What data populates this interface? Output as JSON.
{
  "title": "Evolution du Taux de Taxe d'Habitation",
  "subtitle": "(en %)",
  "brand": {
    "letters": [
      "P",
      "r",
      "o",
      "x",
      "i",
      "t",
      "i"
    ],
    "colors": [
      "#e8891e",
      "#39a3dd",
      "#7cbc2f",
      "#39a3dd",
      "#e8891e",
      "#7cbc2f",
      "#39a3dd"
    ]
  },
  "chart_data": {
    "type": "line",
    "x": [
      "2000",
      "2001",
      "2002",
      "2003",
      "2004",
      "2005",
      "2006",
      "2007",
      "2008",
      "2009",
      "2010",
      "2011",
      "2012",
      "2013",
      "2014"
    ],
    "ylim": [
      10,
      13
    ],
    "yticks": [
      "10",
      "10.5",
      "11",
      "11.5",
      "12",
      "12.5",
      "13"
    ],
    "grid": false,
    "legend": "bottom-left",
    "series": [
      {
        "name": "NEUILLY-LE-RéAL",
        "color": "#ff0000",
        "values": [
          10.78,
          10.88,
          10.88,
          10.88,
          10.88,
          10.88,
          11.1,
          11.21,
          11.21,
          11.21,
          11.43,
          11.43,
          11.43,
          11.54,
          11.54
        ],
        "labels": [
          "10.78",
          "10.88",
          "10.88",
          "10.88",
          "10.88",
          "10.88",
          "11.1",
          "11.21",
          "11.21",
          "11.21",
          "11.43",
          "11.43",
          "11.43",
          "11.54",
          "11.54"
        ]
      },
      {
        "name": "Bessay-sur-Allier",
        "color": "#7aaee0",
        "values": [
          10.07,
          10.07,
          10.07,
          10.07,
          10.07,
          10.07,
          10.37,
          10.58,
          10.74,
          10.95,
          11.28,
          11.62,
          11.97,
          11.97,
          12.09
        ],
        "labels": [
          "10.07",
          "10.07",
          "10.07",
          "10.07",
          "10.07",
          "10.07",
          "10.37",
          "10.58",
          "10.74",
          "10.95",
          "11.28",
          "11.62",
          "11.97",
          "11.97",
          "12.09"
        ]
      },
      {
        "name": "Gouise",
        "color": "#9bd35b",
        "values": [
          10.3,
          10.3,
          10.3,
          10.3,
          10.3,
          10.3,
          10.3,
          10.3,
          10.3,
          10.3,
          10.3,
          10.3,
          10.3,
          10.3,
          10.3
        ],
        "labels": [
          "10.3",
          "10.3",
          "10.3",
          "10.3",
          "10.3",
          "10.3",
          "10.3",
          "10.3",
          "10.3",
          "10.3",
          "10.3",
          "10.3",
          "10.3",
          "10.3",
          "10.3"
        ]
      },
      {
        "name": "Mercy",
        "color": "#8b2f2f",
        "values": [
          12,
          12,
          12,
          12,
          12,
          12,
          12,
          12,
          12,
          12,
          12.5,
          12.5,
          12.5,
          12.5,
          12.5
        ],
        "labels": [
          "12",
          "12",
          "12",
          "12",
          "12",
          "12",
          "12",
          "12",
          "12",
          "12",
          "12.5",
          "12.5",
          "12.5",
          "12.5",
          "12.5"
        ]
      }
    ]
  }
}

******

Stated exercise >>
Using the listing above, locate the lines that hold "name" and copy each one.

Answer to this exercise >>
        "name": "NEUILLY-LE-RéAL",
        "name": "Bessay-sur-Allier",
        "name": "Gouise",
        "name": "Mercy",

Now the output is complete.